Every line below should be copied exactly; drop the pictures.
★ ★ ★ ★ ★
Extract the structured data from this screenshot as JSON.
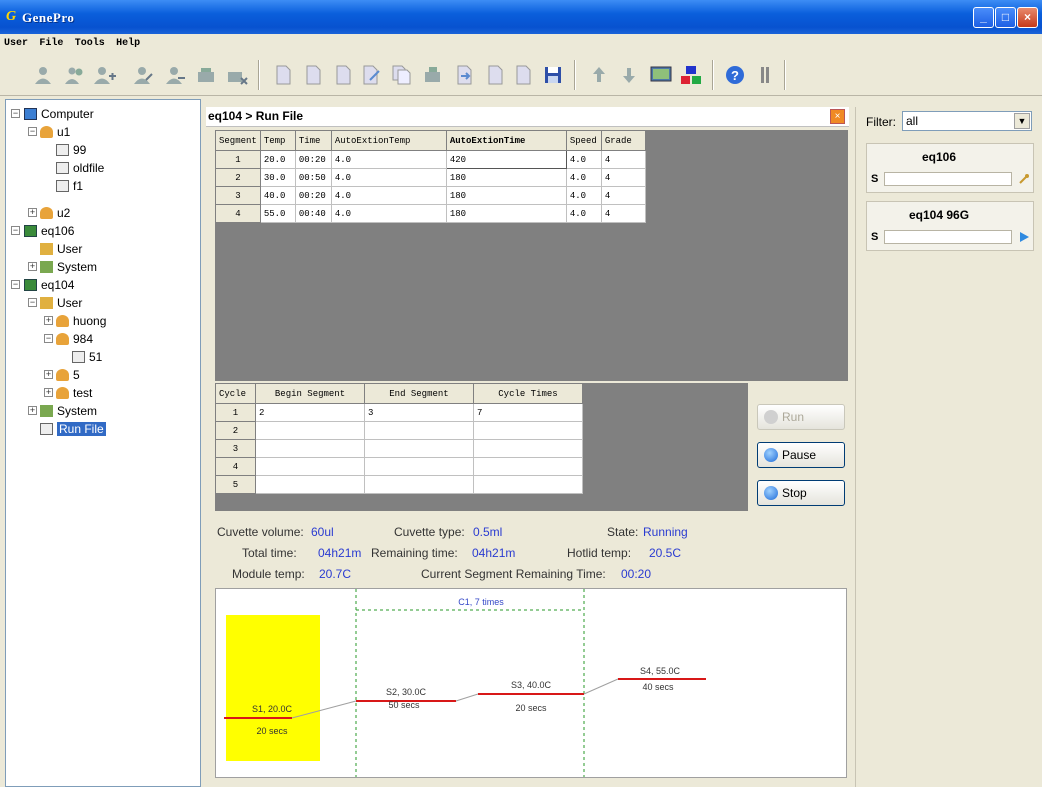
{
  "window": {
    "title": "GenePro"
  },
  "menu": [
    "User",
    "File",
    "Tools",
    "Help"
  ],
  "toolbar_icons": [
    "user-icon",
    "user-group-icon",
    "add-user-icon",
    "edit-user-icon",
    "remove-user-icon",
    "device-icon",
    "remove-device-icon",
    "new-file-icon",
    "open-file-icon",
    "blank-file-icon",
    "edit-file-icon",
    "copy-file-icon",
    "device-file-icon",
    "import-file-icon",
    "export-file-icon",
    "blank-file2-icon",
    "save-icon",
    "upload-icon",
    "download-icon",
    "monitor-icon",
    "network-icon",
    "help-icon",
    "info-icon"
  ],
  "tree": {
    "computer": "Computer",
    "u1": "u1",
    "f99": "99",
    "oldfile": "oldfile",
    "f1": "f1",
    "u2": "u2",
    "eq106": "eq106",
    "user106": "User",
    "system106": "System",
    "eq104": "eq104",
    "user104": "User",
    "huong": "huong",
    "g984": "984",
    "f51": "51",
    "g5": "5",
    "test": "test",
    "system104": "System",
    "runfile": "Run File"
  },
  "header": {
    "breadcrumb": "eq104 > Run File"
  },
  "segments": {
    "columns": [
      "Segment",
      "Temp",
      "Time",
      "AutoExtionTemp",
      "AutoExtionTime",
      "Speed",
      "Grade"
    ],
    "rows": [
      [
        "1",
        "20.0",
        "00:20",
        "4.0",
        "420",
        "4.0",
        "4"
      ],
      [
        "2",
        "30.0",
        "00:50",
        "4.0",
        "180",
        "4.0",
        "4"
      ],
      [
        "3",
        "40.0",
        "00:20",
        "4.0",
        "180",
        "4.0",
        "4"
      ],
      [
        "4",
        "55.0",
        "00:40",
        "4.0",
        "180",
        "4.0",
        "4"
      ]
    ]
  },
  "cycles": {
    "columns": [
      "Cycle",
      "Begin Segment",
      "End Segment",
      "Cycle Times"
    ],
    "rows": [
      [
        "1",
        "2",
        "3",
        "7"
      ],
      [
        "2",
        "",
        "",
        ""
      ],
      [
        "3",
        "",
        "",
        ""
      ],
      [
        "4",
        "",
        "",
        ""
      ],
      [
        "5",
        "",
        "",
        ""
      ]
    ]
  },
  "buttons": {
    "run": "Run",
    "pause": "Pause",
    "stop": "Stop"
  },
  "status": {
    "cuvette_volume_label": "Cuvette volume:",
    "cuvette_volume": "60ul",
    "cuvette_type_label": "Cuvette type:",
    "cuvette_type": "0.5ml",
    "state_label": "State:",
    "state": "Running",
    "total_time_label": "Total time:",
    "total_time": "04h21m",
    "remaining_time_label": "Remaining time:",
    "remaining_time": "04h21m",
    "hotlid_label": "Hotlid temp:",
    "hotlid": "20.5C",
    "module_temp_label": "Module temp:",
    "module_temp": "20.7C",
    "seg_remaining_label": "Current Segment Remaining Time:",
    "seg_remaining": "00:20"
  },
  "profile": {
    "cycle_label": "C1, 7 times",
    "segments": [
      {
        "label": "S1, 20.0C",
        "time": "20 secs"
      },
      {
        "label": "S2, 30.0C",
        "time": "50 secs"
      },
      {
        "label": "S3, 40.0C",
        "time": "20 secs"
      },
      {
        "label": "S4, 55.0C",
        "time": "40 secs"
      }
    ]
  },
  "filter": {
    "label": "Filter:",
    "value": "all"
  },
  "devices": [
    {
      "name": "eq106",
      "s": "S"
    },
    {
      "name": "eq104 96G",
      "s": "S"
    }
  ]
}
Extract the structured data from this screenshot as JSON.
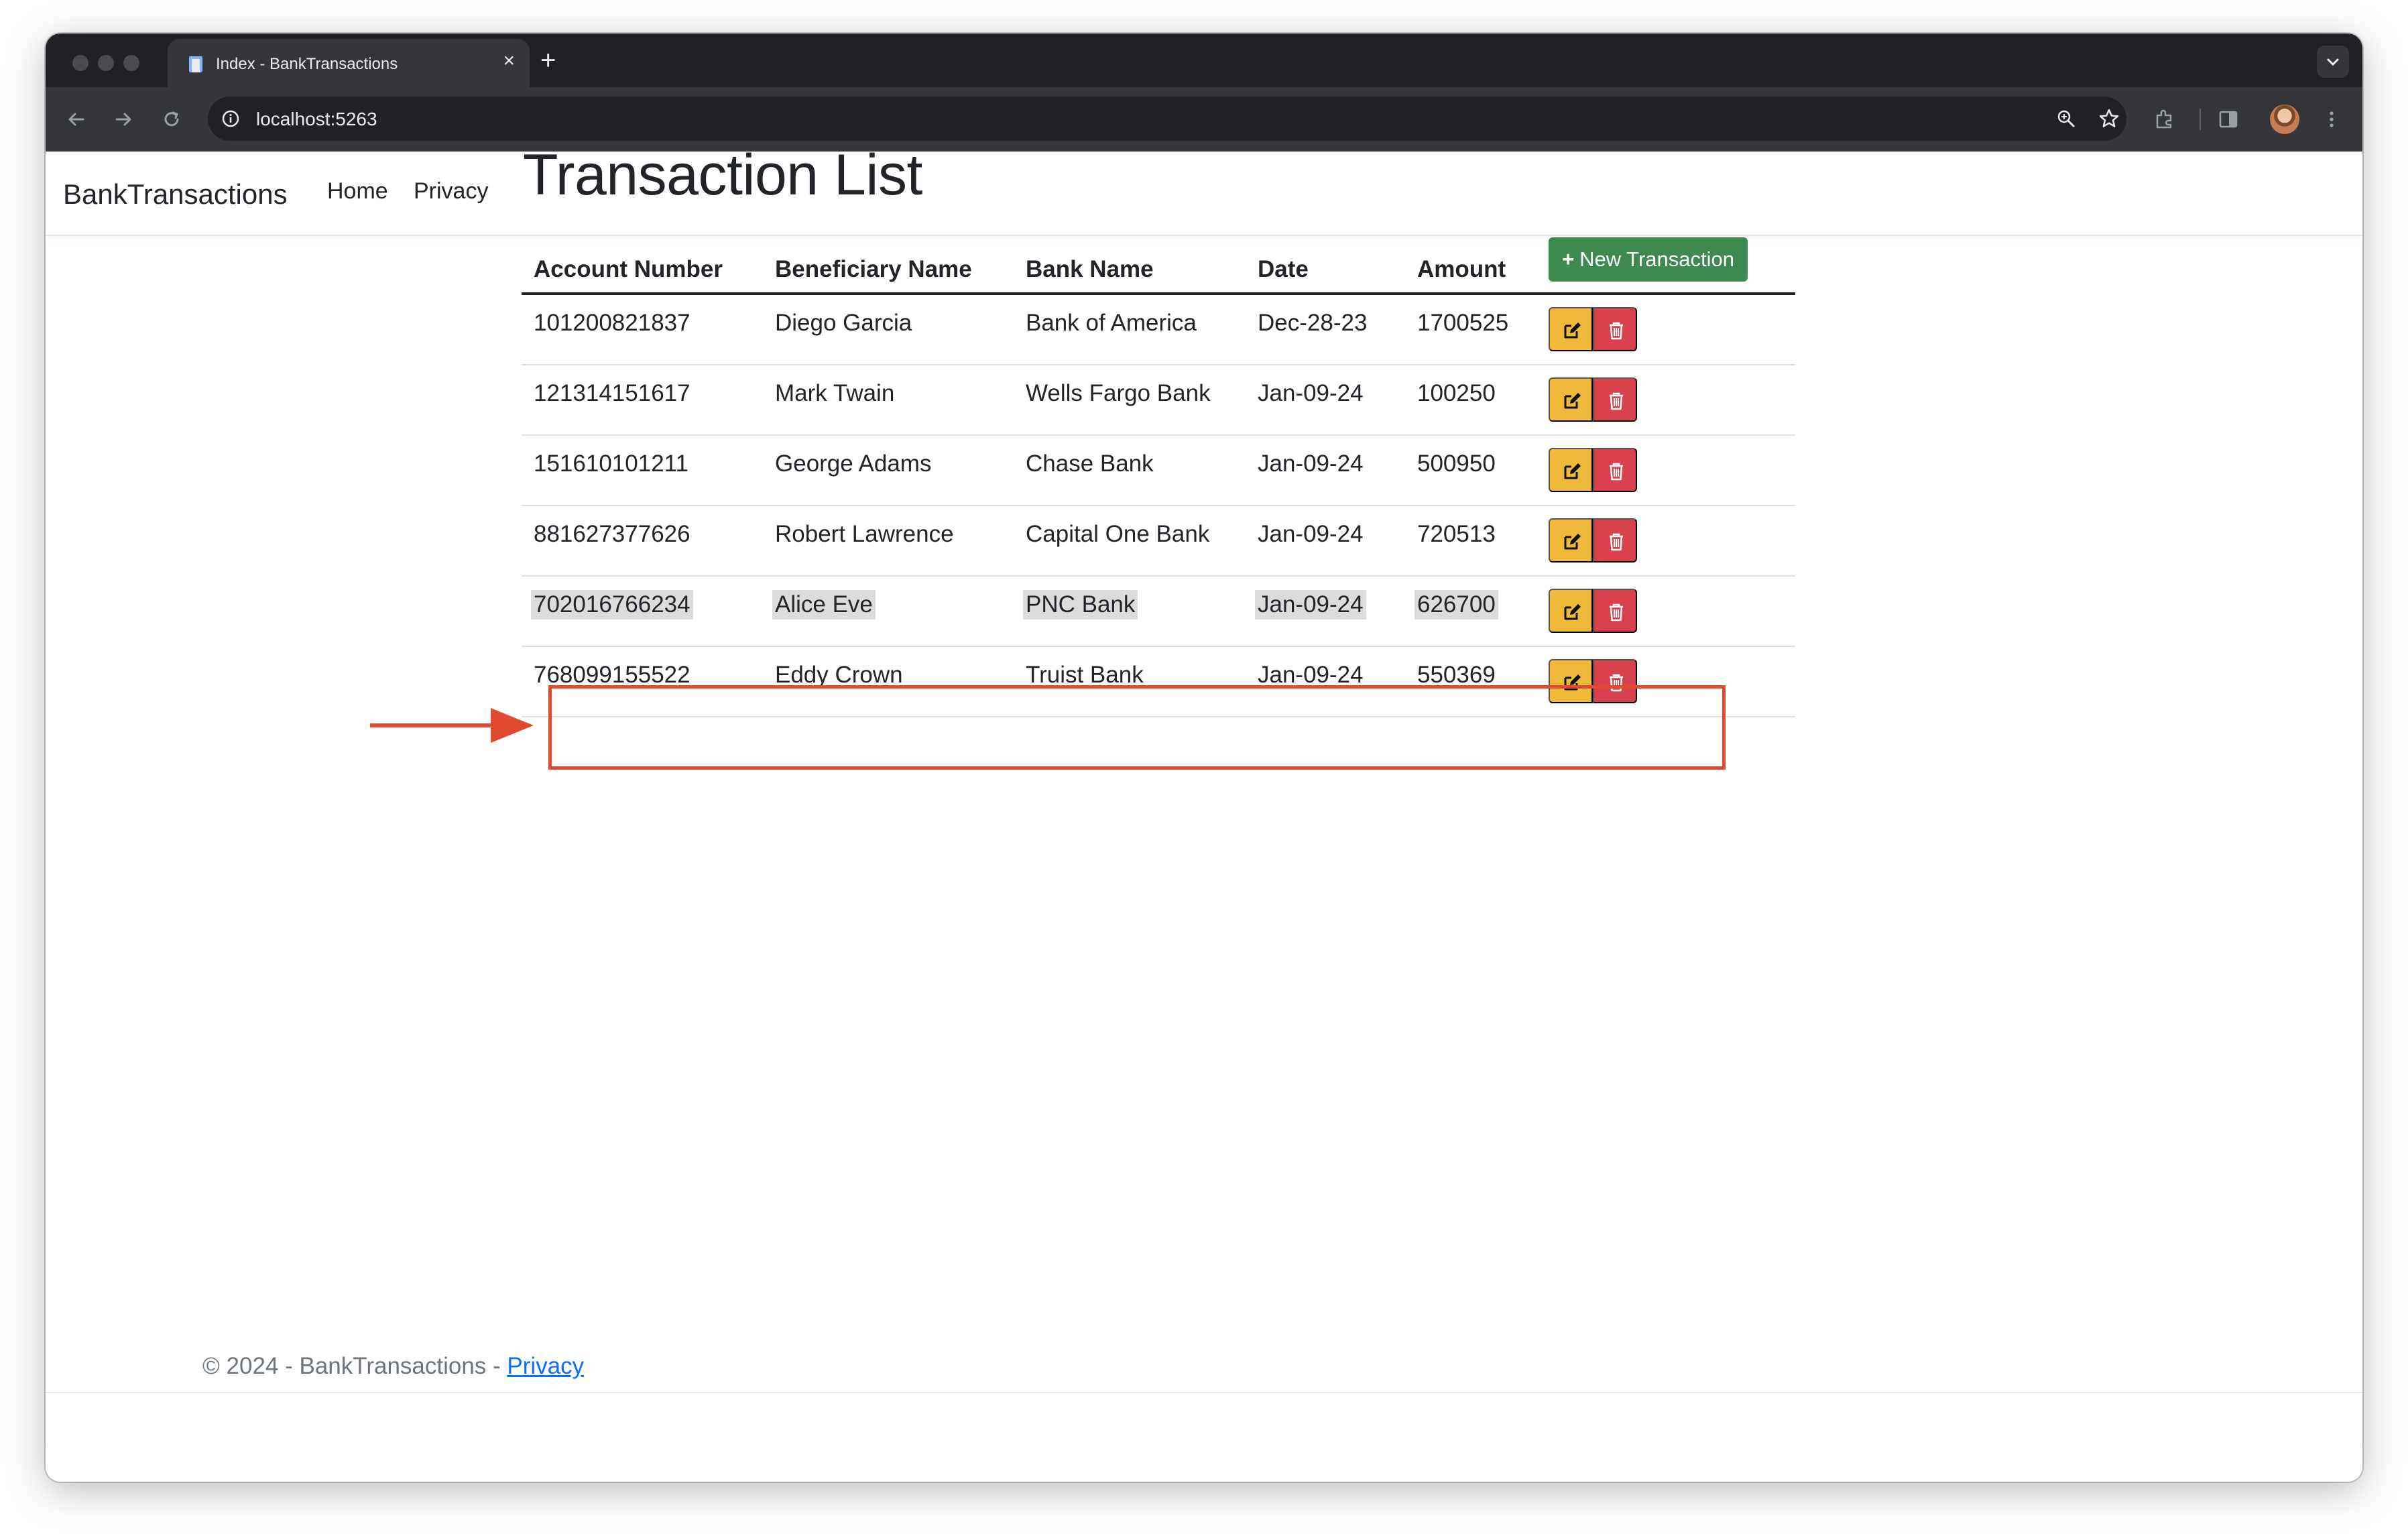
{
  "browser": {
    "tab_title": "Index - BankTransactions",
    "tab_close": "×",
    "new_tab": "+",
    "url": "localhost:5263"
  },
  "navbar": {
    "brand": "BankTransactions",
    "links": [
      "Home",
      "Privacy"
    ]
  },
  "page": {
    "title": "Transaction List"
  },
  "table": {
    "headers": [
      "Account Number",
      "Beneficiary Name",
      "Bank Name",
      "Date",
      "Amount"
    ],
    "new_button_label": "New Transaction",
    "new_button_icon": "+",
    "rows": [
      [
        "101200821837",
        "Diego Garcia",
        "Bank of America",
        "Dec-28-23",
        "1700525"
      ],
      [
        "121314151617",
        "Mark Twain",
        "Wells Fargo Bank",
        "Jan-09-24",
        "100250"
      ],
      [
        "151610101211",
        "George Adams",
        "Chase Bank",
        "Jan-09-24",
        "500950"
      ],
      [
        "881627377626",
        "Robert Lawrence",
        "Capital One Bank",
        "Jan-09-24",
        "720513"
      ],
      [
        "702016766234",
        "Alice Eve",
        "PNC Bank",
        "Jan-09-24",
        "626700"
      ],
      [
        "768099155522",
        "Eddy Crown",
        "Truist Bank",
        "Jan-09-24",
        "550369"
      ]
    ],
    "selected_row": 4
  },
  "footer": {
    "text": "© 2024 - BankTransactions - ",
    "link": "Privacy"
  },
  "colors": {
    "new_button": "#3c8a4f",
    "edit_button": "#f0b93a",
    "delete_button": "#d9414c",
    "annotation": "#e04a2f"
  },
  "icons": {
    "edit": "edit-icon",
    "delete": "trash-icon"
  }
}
★ ★ ★ ★ ★
▸ OUTPUT FOR THIS TASK:
Extract the structured data from this screenshot as JSON.
{
  "window": {
    "title": "GenePro"
  },
  "menu": [
    "User",
    "File",
    "Tools",
    "Help"
  ],
  "toolbar_icons": [
    "user-icon",
    "user-group-icon",
    "add-user-icon",
    "edit-user-icon",
    "remove-user-icon",
    "device-icon",
    "remove-device-icon",
    "new-file-icon",
    "open-file-icon",
    "blank-file-icon",
    "edit-file-icon",
    "copy-file-icon",
    "device-file-icon",
    "import-file-icon",
    "export-file-icon",
    "blank-file2-icon",
    "save-icon",
    "upload-icon",
    "download-icon",
    "monitor-icon",
    "network-icon",
    "help-icon",
    "info-icon"
  ],
  "tree": {
    "computer": "Computer",
    "u1": "u1",
    "f99": "99",
    "oldfile": "oldfile",
    "f1": "f1",
    "u2": "u2",
    "eq106": "eq106",
    "user106": "User",
    "system106": "System",
    "eq104": "eq104",
    "user104": "User",
    "huong": "huong",
    "g984": "984",
    "f51": "51",
    "g5": "5",
    "test": "test",
    "system104": "System",
    "runfile": "Run File"
  },
  "header": {
    "breadcrumb": "eq104 > Run File"
  },
  "segments": {
    "columns": [
      "Segment",
      "Temp",
      "Time",
      "AutoExtionTemp",
      "AutoExtionTime",
      "Speed",
      "Grade"
    ],
    "rows": [
      [
        "1",
        "20.0",
        "00:20",
        "4.0",
        "420",
        "4.0",
        "4"
      ],
      [
        "2",
        "30.0",
        "00:50",
        "4.0",
        "180",
        "4.0",
        "4"
      ],
      [
        "3",
        "40.0",
        "00:20",
        "4.0",
        "180",
        "4.0",
        "4"
      ],
      [
        "4",
        "55.0",
        "00:40",
        "4.0",
        "180",
        "4.0",
        "4"
      ]
    ]
  },
  "cycles": {
    "columns": [
      "Cycle",
      "Begin Segment",
      "End Segment",
      "Cycle Times"
    ],
    "rows": [
      [
        "1",
        "2",
        "3",
        "7"
      ],
      [
        "2",
        "",
        "",
        ""
      ],
      [
        "3",
        "",
        "",
        ""
      ],
      [
        "4",
        "",
        "",
        ""
      ],
      [
        "5",
        "",
        "",
        ""
      ]
    ]
  },
  "buttons": {
    "run": "Run",
    "pause": "Pause",
    "stop": "Stop"
  },
  "status": {
    "cuvette_volume_label": "Cuvette volume:",
    "cuvette_volume": "60ul",
    "cuvette_type_label": "Cuvette type:",
    "cuvette_type": "0.5ml",
    "state_label": "State:",
    "state": "Running",
    "total_time_label": "Total time:",
    "total_time": "04h21m",
    "remaining_time_label": "Remaining time:",
    "remaining_time": "04h21m",
    "hotlid_label": "Hotlid temp:",
    "hotlid": "20.5C",
    "module_temp_label": "Module temp:",
    "module_temp": "20.7C",
    "seg_remaining_label": "Current Segment Remaining Time:",
    "seg_remaining": "00:20"
  },
  "profile": {
    "cycle_label": "C1, 7 times",
    "segments": [
      {
        "label": "S1, 20.0C",
        "time": "20 secs"
      },
      {
        "label": "S2, 30.0C",
        "time": "50 secs"
      },
      {
        "label": "S3, 40.0C",
        "time": "20 secs"
      },
      {
        "label": "S4, 55.0C",
        "time": "40 secs"
      }
    ]
  },
  "filter": {
    "label": "Filter:",
    "value": "all"
  },
  "devices": [
    {
      "name": "eq106",
      "s": "S"
    },
    {
      "name": "eq104 96G",
      "s": "S"
    }
  ]
}
Extract the structured data from this screenshot as JSON.
{
  "browser": {
    "tab_title": "Index - BankTransactions",
    "tab_close": "×",
    "new_tab": "+",
    "url": "localhost:5263"
  },
  "navbar": {
    "brand": "BankTransactions",
    "links": [
      "Home",
      "Privacy"
    ]
  },
  "page": {
    "title": "Transaction List"
  },
  "table": {
    "headers": [
      "Account Number",
      "Beneficiary Name",
      "Bank Name",
      "Date",
      "Amount"
    ],
    "new_button_label": "New Transaction",
    "new_button_icon": "+",
    "rows": [
      [
        "101200821837",
        "Diego Garcia",
        "Bank of America",
        "Dec-28-23",
        "1700525"
      ],
      [
        "121314151617",
        "Mark Twain",
        "Wells Fargo Bank",
        "Jan-09-24",
        "100250"
      ],
      [
        "151610101211",
        "George Adams",
        "Chase Bank",
        "Jan-09-24",
        "500950"
      ],
      [
        "881627377626",
        "Robert Lawrence",
        "Capital One Bank",
        "Jan-09-24",
        "720513"
      ],
      [
        "702016766234",
        "Alice Eve",
        "PNC Bank",
        "Jan-09-24",
        "626700"
      ],
      [
        "768099155522",
        "Eddy Crown",
        "Truist Bank",
        "Jan-09-24",
        "550369"
      ]
    ],
    "selected_row": 4
  },
  "footer": {
    "text": "© 2024 - BankTransactions - ",
    "link": "Privacy"
  },
  "colors": {
    "new_button": "#3c8a4f",
    "edit_button": "#f0b93a",
    "delete_button": "#d9414c",
    "annotation": "#e04a2f"
  },
  "icons": {
    "edit": "edit-icon",
    "delete": "trash-icon"
  }
}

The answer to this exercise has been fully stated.